[Stored records]
────────

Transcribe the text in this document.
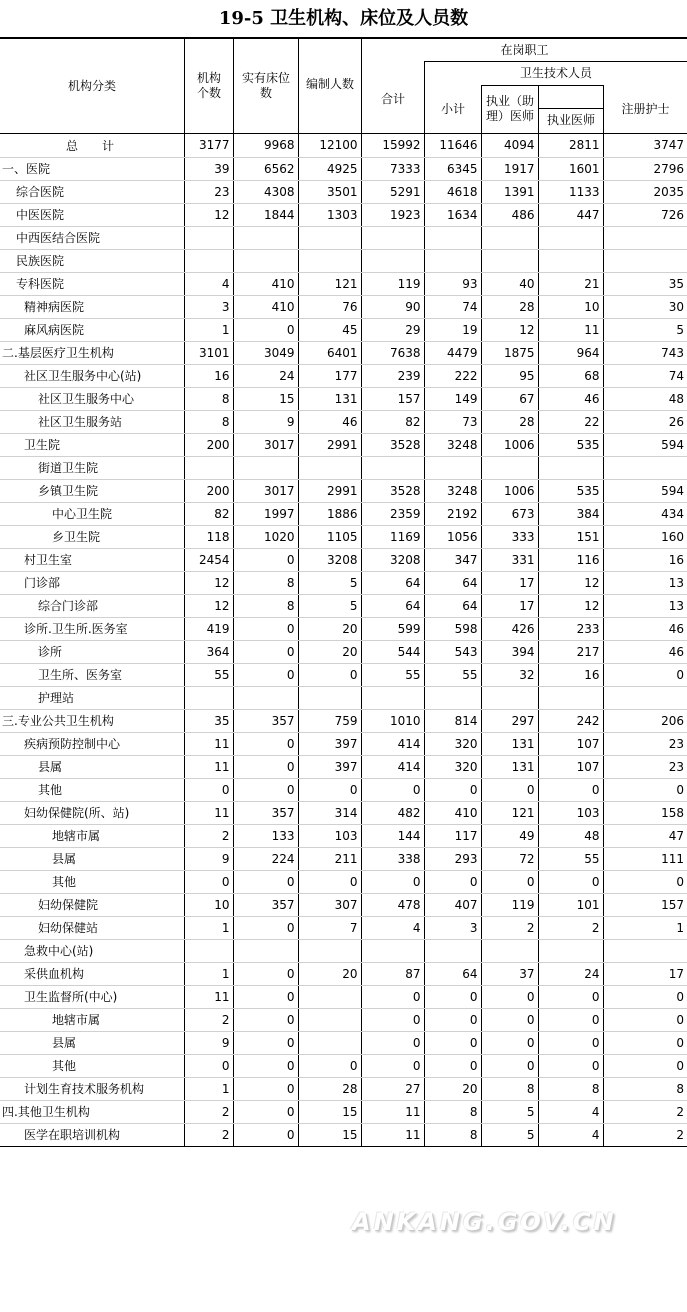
19-5 卫生机构、床位及人员数
机构分类
机构个数
实有床位数
编制人数
在岗职工
合计
卫生技术人员
小计
执业（助理）医师	执业医师
注册护士
总　　计	3177	9968	12100	15992	11646	4094	2811	3747
一、医院	39	6562	4925	7333	6345	1917	1601	2796
综合医院	23	4308	3501	5291	4618	1391	1133	2035
中医医院	12	1844	1303	1923	1634	486	447	726
中西医结合医院								
民族医院								
专科医院	4	410	121	119	93	40	21	35
精神病医院	3	410	76	90	74	28	10	30
麻风病医院	1	0	45	29	19	12	11	5
二.基层医疗卫生机构	3101	3049	6401	7638	4479	1875	964	743
社区卫生服务中心(站)	16	24	177	239	222	95	68	74
社区卫生服务中心	8	15	131	157	149	67	46	48
社区卫生服务站	8	9	46	82	73	28	22	26
卫生院	200	3017	2991	3528	3248	1006	535	594
街道卫生院								
乡镇卫生院	200	3017	2991	3528	3248	1006	535	594
中心卫生院	82	1997	1886	2359	2192	673	384	434
乡卫生院	118	1020	1105	1169	1056	333	151	160
村卫生室	2454	0	3208	3208	347	331	116	16
门诊部	12	8	5	64	64	17	12	13
综合门诊部	12	8	5	64	64	17	12	13
诊所.卫生所.医务室	419	0	20	599	598	426	233	46
诊所	364	0	20	544	543	394	217	46
卫生所、医务室	55	0	0	55	55	32	16	0
护理站								
三.专业公共卫生机构	35	357	759	1010	814	297	242	206
疾病预防控制中心	11	0	397	414	320	131	107	23
县属	11	0	397	414	320	131	107	23
其他	0	0	0	0	0	0	0	0
妇幼保健院(所、站)	11	357	314	482	410	121	103	158
地辖市属	2	133	103	144	117	49	48	47
县属	9	224	211	338	293	72	55	111
其他	0	0	0	0	0	0	0	0
妇幼保健院	10	357	307	478	407	119	101	157
妇幼保健站	1	0	7	4	3	2	2	1
急救中心(站)								
采供血机构	1	0	20	87	64	37	24	17
卫生监督所(中心)	11	0		0	0	0	0	0
地辖市属	2	0		0	0	0	0	0
县属	9	0		0	0	0	0	0
其他	0	0	0	0	0	0	0	0
计划生育技术服务机构	1	0	28	27	20	8	8	8
四.其他卫生机构	2	0	15	11	8	5	4	2
医学在职培训机构	2	0	15	11	8	5	4	2
ANKANG.GOV.CN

────────

#### Instructions for the task:
Please transcribe the material above exactly as written. Leave the pictures out.

#### Output for this task:
Transcribe the text in this document.
19-5 卫生机构、床位及人员数
机构分类
机构个数
实有床位数
编制人数
在岗职工
合计
卫生技术人员
小计
执业（助理）医师	执业医师
注册护士
总　　计	3177	9968	12100	15992	11646	4094	2811	3747
一、医院	39	6562	4925	7333	6345	1917	1601	2796
综合医院	23	4308	3501	5291	4618	1391	1133	2035
中医医院	12	1844	1303	1923	1634	486	447	726
中西医结合医院								
民族医院								
专科医院	4	410	121	119	93	40	21	35
精神病医院	3	410	76	90	74	28	10	30
麻风病医院	1	0	45	29	19	12	11	5
二.基层医疗卫生机构	3101	3049	6401	7638	4479	1875	964	743
社区卫生服务中心(站)	16	24	177	239	222	95	68	74
社区卫生服务中心	8	15	131	157	149	67	46	48
社区卫生服务站	8	9	46	82	73	28	22	26
卫生院	200	3017	2991	3528	3248	1006	535	594
街道卫生院								
乡镇卫生院	200	3017	2991	3528	3248	1006	535	594
中心卫生院	82	1997	1886	2359	2192	673	384	434
乡卫生院	118	1020	1105	1169	1056	333	151	160
村卫生室	2454	0	3208	3208	347	331	116	16
门诊部	12	8	5	64	64	17	12	13
综合门诊部	12	8	5	64	64	17	12	13
诊所.卫生所.医务室	419	0	20	599	598	426	233	46
诊所	364	0	20	544	543	394	217	46
卫生所、医务室	55	0	0	55	55	32	16	0
护理站								
三.专业公共卫生机构	35	357	759	1010	814	297	242	206
疾病预防控制中心	11	0	397	414	320	131	107	23
县属	11	0	397	414	320	131	107	23
其他	0	0	0	0	0	0	0	0
妇幼保健院(所、站)	11	357	314	482	410	121	103	158
地辖市属	2	133	103	144	117	49	48	47
县属	9	224	211	338	293	72	55	111
其他	0	0	0	0	0	0	0	0
妇幼保健院	10	357	307	478	407	119	101	157
妇幼保健站	1	0	7	4	3	2	2	1
急救中心(站)								
采供血机构	1	0	20	87	64	37	24	17
卫生监督所(中心)	11	0		0	0	0	0	0
地辖市属	2	0		0	0	0	0	0
县属	9	0		0	0	0	0	0
其他	0	0	0	0	0	0	0	0
计划生育技术服务机构	1	0	28	27	20	8	8	8
四.其他卫生机构	2	0	15	11	8	5	4	2
医学在职培训机构	2	0	15	11	8	5	4	2
ANKANG.GOV.CN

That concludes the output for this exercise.